## Stated problem
Leave the pictures out, and retype all of the material exactly as written.

## Data to process
— Start —

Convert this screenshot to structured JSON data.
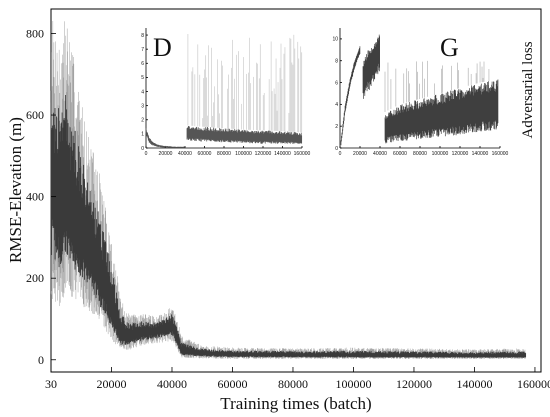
{
  "chart_data": {
    "type": "line",
    "xlabel": "Training times (batch)",
    "ylabel": "RMSE-Elevation (m)",
    "xlim": [
      0,
      162000
    ],
    "ylim": [
      -30,
      860
    ],
    "x_ticks": [
      0,
      20000,
      40000,
      60000,
      80000,
      100000,
      120000,
      140000,
      160000
    ],
    "x_tick_labels": [
      "30",
      "20000",
      "40000",
      "60000",
      "80000",
      "100000",
      "120000",
      "140000",
      "160000"
    ],
    "y_ticks": [
      0,
      200,
      400,
      600,
      800
    ],
    "y_tick_labels": [
      "0",
      "200",
      "400",
      "600",
      "800"
    ],
    "series": [
      {
        "name": "",
        "color": "#3a3a3a",
        "style": "dense noisy band",
        "x": [
          30,
          3000,
          5000,
          8000,
          12000,
          16000,
          20000,
          23000,
          26000,
          30000,
          35000,
          40000,
          42000,
          43000,
          50000,
          60000,
          80000,
          100000,
          120000,
          140000,
          157000
        ],
        "upper": [
          850,
          780,
          860,
          720,
          560,
          460,
          300,
          150,
          110,
          115,
          105,
          130,
          95,
          60,
          35,
          30,
          28,
          30,
          28,
          26,
          28
        ],
        "center": [
          420,
          360,
          380,
          320,
          270,
          200,
          130,
          60,
          55,
          65,
          70,
          85,
          45,
          20,
          15,
          12,
          11,
          10,
          10,
          9,
          9
        ],
        "lower": [
          150,
          130,
          160,
          150,
          120,
          90,
          50,
          20,
          25,
          35,
          40,
          45,
          20,
          5,
          3,
          2,
          2,
          2,
          2,
          2,
          2
        ]
      }
    ],
    "insets": [
      {
        "label": "D",
        "type": "line",
        "xlim": [
          0,
          160000
        ],
        "ylim": [
          0,
          8.5
        ],
        "x_ticks": [
          0,
          20000,
          40000,
          60000,
          80000,
          100000,
          120000,
          140000,
          160000
        ],
        "x_tick_labels": [
          "0",
          "20000",
          "40000",
          "60000",
          "80000",
          "100000",
          "120000",
          "140000",
          "160000"
        ],
        "y_ticks": [
          0,
          1,
          2,
          3,
          4,
          5,
          6,
          7,
          8
        ],
        "y_tick_labels": [
          "0",
          "1",
          "2",
          "3",
          "4",
          "5",
          "6",
          "7",
          "8"
        ],
        "series": [
          {
            "name": "",
            "color": "#555555",
            "segments": [
              {
                "x": [
                  0,
                  1000,
                  3000,
                  6000,
                  10000,
                  15000,
                  20000,
                  30000,
                  40000
                ],
                "center": [
                  1.2,
                  1.0,
                  0.6,
                  0.35,
                  0.2,
                  0.12,
                  0.08,
                  0.05,
                  0.05
                ],
                "upper": [
                  1.5,
                  1.2,
                  0.8,
                  0.5,
                  0.3,
                  0.2,
                  0.15,
                  0.1,
                  0.1
                ],
                "lower": [
                  0.9,
                  0.8,
                  0.4,
                  0.2,
                  0.1,
                  0.05,
                  0.03,
                  0.02,
                  0.02
                ]
              },
              {
                "x": [
                  42000,
                  60000,
                  80000,
                  100000,
                  120000,
                  140000,
                  160000
                ],
                "center": [
                  1.0,
                  0.9,
                  0.8,
                  0.75,
                  0.7,
                  0.65,
                  0.6
                ],
                "upper": [
                  1.6,
                  1.5,
                  1.4,
                  1.3,
                  1.25,
                  1.2,
                  1.1
                ],
                "lower": [
                  0.5,
                  0.45,
                  0.4,
                  0.35,
                  0.3,
                  0.3,
                  0.3
                ],
                "spike_max": 8.2
              }
            ]
          }
        ]
      },
      {
        "label": "G",
        "side_label": "Adversarial loss",
        "type": "line",
        "xlim": [
          0,
          160000
        ],
        "ylim": [
          0,
          11
        ],
        "x_ticks": [
          0,
          20000,
          40000,
          60000,
          80000,
          100000,
          120000,
          140000,
          160000
        ],
        "x_tick_labels": [
          "0",
          "20000",
          "40000",
          "60000",
          "80000",
          "100000",
          "120000",
          "140000",
          "160000"
        ],
        "y_ticks": [
          0,
          2,
          4,
          6,
          8,
          10
        ],
        "y_tick_labels": [
          "0",
          "2",
          "4",
          "6",
          "8",
          "10"
        ],
        "series": [
          {
            "name": "",
            "color": "#3f3f3f",
            "segments": [
              {
                "x": [
                  1000,
                  5000,
                  10000,
                  15000,
                  20000
                ],
                "center": [
                  0.5,
                  3.5,
                  6.0,
                  7.8,
                  9.0
                ],
                "upper": [
                  0.8,
                  3.9,
                  6.4,
                  8.2,
                  9.4
                ],
                "lower": [
                  0.2,
                  3.1,
                  5.6,
                  7.4,
                  8.6
                ]
              },
              {
                "x": [
                  23000,
                  28000,
                  32000,
                  36000,
                  40000
                ],
                "center": [
                  6.5,
                  7.5,
                  8.0,
                  8.5,
                  9.5
                ],
                "upper": [
                  8.0,
                  9.0,
                  9.5,
                  10.0,
                  10.5
                ],
                "lower": [
                  4.0,
                  5.0,
                  5.5,
                  6.5,
                  7.0
                ]
              },
              {
                "x": [
                  45000,
                  60000,
                  80000,
                  100000,
                  120000,
                  140000,
                  158000
                ],
                "center": [
                  1.8,
                  2.1,
                  2.5,
                  2.8,
                  3.2,
                  3.5,
                  3.7
                ],
                "upper": [
                  3.3,
                  4.0,
                  4.5,
                  5.0,
                  5.5,
                  6.0,
                  6.3
                ],
                "lower": [
                  0.4,
                  0.6,
                  0.8,
                  1.0,
                  1.2,
                  1.5,
                  1.6
                ],
                "spike_max": 8.0
              }
            ]
          }
        ]
      }
    ]
  }
}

— End —

## Result
Convert this screenshot to structured JSON data.
{
  "chart_data": {
    "type": "line",
    "xlabel": "Training times (batch)",
    "ylabel": "RMSE-Elevation (m)",
    "xlim": [
      0,
      162000
    ],
    "ylim": [
      -30,
      860
    ],
    "x_ticks": [
      0,
      20000,
      40000,
      60000,
      80000,
      100000,
      120000,
      140000,
      160000
    ],
    "x_tick_labels": [
      "30",
      "20000",
      "40000",
      "60000",
      "80000",
      "100000",
      "120000",
      "140000",
      "160000"
    ],
    "y_ticks": [
      0,
      200,
      400,
      600,
      800
    ],
    "y_tick_labels": [
      "0",
      "200",
      "400",
      "600",
      "800"
    ],
    "series": [
      {
        "name": "",
        "color": "#3a3a3a",
        "style": "dense noisy band",
        "x": [
          30,
          3000,
          5000,
          8000,
          12000,
          16000,
          20000,
          23000,
          26000,
          30000,
          35000,
          40000,
          42000,
          43000,
          50000,
          60000,
          80000,
          100000,
          120000,
          140000,
          157000
        ],
        "upper": [
          850,
          780,
          860,
          720,
          560,
          460,
          300,
          150,
          110,
          115,
          105,
          130,
          95,
          60,
          35,
          30,
          28,
          30,
          28,
          26,
          28
        ],
        "center": [
          420,
          360,
          380,
          320,
          270,
          200,
          130,
          60,
          55,
          65,
          70,
          85,
          45,
          20,
          15,
          12,
          11,
          10,
          10,
          9,
          9
        ],
        "lower": [
          150,
          130,
          160,
          150,
          120,
          90,
          50,
          20,
          25,
          35,
          40,
          45,
          20,
          5,
          3,
          2,
          2,
          2,
          2,
          2,
          2
        ]
      }
    ],
    "insets": [
      {
        "label": "D",
        "type": "line",
        "xlim": [
          0,
          160000
        ],
        "ylim": [
          0,
          8.5
        ],
        "x_ticks": [
          0,
          20000,
          40000,
          60000,
          80000,
          100000,
          120000,
          140000,
          160000
        ],
        "x_tick_labels": [
          "0",
          "20000",
          "40000",
          "60000",
          "80000",
          "100000",
          "120000",
          "140000",
          "160000"
        ],
        "y_ticks": [
          0,
          1,
          2,
          3,
          4,
          5,
          6,
          7,
          8
        ],
        "y_tick_labels": [
          "0",
          "1",
          "2",
          "3",
          "4",
          "5",
          "6",
          "7",
          "8"
        ],
        "series": [
          {
            "name": "",
            "color": "#555555",
            "segments": [
              {
                "x": [
                  0,
                  1000,
                  3000,
                  6000,
                  10000,
                  15000,
                  20000,
                  30000,
                  40000
                ],
                "center": [
                  1.2,
                  1.0,
                  0.6,
                  0.35,
                  0.2,
                  0.12,
                  0.08,
                  0.05,
                  0.05
                ],
                "upper": [
                  1.5,
                  1.2,
                  0.8,
                  0.5,
                  0.3,
                  0.2,
                  0.15,
                  0.1,
                  0.1
                ],
                "lower": [
                  0.9,
                  0.8,
                  0.4,
                  0.2,
                  0.1,
                  0.05,
                  0.03,
                  0.02,
                  0.02
                ]
              },
              {
                "x": [
                  42000,
                  60000,
                  80000,
                  100000,
                  120000,
                  140000,
                  160000
                ],
                "center": [
                  1.0,
                  0.9,
                  0.8,
                  0.75,
                  0.7,
                  0.65,
                  0.6
                ],
                "upper": [
                  1.6,
                  1.5,
                  1.4,
                  1.3,
                  1.25,
                  1.2,
                  1.1
                ],
                "lower": [
                  0.5,
                  0.45,
                  0.4,
                  0.35,
                  0.3,
                  0.3,
                  0.3
                ],
                "spike_max": 8.2
              }
            ]
          }
        ]
      },
      {
        "label": "G",
        "side_label": "Adversarial loss",
        "type": "line",
        "xlim": [
          0,
          160000
        ],
        "ylim": [
          0,
          11
        ],
        "x_ticks": [
          0,
          20000,
          40000,
          60000,
          80000,
          100000,
          120000,
          140000,
          160000
        ],
        "x_tick_labels": [
          "0",
          "20000",
          "40000",
          "60000",
          "80000",
          "100000",
          "120000",
          "140000",
          "160000"
        ],
        "y_ticks": [
          0,
          2,
          4,
          6,
          8,
          10
        ],
        "y_tick_labels": [
          "0",
          "2",
          "4",
          "6",
          "8",
          "10"
        ],
        "series": [
          {
            "name": "",
            "color": "#3f3f3f",
            "segments": [
              {
                "x": [
                  1000,
                  5000,
                  10000,
                  15000,
                  20000
                ],
                "center": [
                  0.5,
                  3.5,
                  6.0,
                  7.8,
                  9.0
                ],
                "upper": [
                  0.8,
                  3.9,
                  6.4,
                  8.2,
                  9.4
                ],
                "lower": [
                  0.2,
                  3.1,
                  5.6,
                  7.4,
                  8.6
                ]
              },
              {
                "x": [
                  23000,
                  28000,
                  32000,
                  36000,
                  40000
                ],
                "center": [
                  6.5,
                  7.5,
                  8.0,
                  8.5,
                  9.5
                ],
                "upper": [
                  8.0,
                  9.0,
                  9.5,
                  10.0,
                  10.5
                ],
                "lower": [
                  4.0,
                  5.0,
                  5.5,
                  6.5,
                  7.0
                ]
              },
              {
                "x": [
                  45000,
                  60000,
                  80000,
                  100000,
                  120000,
                  140000,
                  158000
                ],
                "center": [
                  1.8,
                  2.1,
                  2.5,
                  2.8,
                  3.2,
                  3.5,
                  3.7
                ],
                "upper": [
                  3.3,
                  4.0,
                  4.5,
                  5.0,
                  5.5,
                  6.0,
                  6.3
                ],
                "lower": [
                  0.4,
                  0.6,
                  0.8,
                  1.0,
                  1.2,
                  1.5,
                  1.6
                ],
                "spike_max": 8.0
              }
            ]
          }
        ]
      }
    ]
  }
}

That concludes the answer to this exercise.